[EXERCISE]
Lines that hold the string "Tibbia" are to be counted; give only their number.

Saved entries:
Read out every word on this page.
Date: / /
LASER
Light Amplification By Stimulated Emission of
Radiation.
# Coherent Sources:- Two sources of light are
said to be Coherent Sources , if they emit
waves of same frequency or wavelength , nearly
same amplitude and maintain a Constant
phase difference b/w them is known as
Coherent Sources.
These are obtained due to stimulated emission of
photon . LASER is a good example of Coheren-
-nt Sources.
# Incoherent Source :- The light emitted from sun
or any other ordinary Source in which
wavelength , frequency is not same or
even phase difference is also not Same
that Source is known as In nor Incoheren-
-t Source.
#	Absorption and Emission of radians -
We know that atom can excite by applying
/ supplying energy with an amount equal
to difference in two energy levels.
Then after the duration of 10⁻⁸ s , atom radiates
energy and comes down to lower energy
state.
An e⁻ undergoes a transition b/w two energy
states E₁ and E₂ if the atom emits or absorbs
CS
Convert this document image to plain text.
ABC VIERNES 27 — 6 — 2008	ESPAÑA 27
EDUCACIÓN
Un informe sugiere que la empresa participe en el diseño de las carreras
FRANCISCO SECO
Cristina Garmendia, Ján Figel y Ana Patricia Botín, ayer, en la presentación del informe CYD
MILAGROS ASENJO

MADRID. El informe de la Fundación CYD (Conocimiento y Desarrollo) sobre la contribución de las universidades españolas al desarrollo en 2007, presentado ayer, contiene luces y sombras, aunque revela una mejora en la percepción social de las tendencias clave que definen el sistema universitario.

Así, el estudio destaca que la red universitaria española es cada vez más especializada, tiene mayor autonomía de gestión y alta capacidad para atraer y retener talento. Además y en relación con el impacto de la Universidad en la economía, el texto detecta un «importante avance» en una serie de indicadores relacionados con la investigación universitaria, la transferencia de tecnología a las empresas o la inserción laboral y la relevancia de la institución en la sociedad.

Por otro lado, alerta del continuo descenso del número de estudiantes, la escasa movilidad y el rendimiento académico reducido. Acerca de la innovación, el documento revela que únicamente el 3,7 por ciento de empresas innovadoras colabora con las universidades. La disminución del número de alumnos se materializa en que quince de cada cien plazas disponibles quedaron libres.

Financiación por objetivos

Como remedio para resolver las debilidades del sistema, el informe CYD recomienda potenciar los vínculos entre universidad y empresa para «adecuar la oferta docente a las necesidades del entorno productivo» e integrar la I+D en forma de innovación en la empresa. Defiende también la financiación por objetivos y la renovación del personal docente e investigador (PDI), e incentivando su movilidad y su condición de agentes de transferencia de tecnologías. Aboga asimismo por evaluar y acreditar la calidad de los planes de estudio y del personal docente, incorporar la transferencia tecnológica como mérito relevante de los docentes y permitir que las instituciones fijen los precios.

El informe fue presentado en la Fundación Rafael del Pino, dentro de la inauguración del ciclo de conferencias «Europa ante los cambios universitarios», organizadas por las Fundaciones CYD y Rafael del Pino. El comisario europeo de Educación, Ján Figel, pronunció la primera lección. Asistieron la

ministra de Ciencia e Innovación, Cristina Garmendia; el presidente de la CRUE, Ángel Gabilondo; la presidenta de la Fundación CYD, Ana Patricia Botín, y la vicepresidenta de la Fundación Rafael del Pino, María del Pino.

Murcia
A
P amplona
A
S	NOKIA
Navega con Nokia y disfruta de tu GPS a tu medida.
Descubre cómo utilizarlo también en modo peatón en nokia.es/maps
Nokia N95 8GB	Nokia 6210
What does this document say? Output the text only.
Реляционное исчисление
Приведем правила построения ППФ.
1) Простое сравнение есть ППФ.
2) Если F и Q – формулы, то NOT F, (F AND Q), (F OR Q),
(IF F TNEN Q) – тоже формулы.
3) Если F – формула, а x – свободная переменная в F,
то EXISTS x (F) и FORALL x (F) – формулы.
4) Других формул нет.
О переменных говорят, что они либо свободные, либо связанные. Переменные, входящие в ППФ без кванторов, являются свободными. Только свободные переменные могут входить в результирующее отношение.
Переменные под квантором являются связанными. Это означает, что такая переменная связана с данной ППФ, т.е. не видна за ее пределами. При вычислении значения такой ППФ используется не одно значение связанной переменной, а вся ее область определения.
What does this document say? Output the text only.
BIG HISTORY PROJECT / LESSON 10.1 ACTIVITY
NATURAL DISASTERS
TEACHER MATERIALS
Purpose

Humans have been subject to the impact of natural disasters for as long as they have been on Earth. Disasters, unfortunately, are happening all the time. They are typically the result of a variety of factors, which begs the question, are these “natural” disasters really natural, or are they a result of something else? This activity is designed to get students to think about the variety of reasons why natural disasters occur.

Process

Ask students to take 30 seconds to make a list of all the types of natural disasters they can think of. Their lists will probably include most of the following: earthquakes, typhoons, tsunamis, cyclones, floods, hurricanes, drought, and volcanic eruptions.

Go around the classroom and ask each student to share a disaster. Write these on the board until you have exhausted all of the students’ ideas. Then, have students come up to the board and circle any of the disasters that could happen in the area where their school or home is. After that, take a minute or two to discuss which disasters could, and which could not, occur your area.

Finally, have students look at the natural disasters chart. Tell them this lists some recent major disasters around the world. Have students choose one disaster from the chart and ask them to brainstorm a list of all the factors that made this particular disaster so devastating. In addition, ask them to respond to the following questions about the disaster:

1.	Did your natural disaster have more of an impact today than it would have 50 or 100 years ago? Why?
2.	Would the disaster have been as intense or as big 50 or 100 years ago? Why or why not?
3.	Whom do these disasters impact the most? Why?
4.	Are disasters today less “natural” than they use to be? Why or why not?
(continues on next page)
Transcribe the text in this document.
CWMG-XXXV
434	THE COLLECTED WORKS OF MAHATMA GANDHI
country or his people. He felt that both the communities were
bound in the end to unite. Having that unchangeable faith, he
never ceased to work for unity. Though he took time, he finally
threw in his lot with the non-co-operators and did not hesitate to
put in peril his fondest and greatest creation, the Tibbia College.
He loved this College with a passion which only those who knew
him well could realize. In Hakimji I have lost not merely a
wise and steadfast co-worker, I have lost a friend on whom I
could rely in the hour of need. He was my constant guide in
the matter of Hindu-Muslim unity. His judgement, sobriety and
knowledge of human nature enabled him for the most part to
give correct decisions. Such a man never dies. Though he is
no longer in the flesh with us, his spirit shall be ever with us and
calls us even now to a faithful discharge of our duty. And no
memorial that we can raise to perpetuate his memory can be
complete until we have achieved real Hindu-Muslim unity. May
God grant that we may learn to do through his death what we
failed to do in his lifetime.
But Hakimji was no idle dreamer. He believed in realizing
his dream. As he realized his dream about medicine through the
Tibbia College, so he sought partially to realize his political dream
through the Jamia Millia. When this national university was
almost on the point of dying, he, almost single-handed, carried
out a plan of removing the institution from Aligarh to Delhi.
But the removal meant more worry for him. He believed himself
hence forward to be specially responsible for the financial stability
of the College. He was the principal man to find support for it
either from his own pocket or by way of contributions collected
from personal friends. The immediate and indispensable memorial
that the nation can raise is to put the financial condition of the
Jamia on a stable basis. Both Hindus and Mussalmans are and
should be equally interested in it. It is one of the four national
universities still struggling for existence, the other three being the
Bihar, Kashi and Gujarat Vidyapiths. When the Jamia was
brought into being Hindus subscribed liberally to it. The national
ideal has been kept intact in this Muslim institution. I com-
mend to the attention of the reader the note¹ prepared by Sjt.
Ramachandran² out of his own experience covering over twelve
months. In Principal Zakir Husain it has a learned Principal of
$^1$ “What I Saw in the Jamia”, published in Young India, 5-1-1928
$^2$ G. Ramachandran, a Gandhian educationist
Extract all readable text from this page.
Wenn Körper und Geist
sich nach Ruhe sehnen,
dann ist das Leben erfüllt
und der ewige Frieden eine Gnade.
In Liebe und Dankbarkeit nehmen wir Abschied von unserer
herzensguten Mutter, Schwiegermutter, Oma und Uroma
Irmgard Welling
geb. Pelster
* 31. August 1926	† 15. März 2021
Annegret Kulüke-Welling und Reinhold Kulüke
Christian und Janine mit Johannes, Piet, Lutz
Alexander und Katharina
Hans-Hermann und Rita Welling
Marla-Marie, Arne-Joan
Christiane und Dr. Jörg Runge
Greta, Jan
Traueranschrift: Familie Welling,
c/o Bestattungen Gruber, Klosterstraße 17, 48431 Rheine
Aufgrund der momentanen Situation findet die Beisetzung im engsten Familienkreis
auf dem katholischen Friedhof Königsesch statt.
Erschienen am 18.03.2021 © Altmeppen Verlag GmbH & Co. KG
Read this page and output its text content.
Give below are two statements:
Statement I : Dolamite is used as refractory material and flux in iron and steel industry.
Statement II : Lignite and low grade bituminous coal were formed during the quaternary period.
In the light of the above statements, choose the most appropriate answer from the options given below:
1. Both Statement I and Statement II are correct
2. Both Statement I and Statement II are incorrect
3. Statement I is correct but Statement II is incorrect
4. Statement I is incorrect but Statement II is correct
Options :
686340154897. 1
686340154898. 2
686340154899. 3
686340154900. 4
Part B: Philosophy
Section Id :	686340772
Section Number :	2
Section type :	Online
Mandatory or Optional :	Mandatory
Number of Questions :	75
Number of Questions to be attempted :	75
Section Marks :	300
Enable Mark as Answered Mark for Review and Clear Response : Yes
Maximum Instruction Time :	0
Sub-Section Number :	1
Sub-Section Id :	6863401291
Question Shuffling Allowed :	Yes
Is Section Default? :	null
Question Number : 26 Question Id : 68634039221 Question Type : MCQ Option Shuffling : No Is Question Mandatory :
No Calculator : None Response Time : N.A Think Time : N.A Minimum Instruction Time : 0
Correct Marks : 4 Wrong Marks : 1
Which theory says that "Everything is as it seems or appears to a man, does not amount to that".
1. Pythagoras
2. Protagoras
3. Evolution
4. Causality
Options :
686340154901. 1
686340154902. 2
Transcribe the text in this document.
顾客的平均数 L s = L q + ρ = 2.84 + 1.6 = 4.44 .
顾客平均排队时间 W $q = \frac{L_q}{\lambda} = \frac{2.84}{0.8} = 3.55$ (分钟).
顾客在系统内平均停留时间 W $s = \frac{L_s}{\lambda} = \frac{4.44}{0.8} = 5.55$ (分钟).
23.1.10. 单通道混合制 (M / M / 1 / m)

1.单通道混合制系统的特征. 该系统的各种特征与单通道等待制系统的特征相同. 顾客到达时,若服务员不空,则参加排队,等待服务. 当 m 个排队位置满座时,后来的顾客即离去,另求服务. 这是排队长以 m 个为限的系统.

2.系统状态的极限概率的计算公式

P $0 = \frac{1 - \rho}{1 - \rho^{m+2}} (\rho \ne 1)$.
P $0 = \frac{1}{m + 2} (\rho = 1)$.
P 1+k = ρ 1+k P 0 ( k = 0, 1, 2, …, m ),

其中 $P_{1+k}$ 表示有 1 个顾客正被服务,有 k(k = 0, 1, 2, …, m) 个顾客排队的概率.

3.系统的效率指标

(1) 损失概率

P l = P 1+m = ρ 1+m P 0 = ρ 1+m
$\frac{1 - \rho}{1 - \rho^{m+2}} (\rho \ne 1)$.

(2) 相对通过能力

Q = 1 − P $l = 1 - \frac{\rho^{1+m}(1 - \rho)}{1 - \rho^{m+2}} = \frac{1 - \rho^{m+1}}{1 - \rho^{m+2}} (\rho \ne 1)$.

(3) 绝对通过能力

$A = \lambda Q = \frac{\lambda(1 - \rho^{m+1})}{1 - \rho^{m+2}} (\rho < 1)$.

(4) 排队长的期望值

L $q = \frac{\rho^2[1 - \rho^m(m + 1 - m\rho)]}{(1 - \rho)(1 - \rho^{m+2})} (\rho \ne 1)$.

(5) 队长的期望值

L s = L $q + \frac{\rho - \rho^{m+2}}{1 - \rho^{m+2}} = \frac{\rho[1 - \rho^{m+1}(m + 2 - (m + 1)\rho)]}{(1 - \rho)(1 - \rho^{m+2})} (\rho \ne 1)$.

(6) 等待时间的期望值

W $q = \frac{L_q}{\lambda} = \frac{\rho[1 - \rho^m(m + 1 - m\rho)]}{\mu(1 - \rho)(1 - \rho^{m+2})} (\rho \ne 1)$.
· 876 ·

[EXERCISE RESULT]
2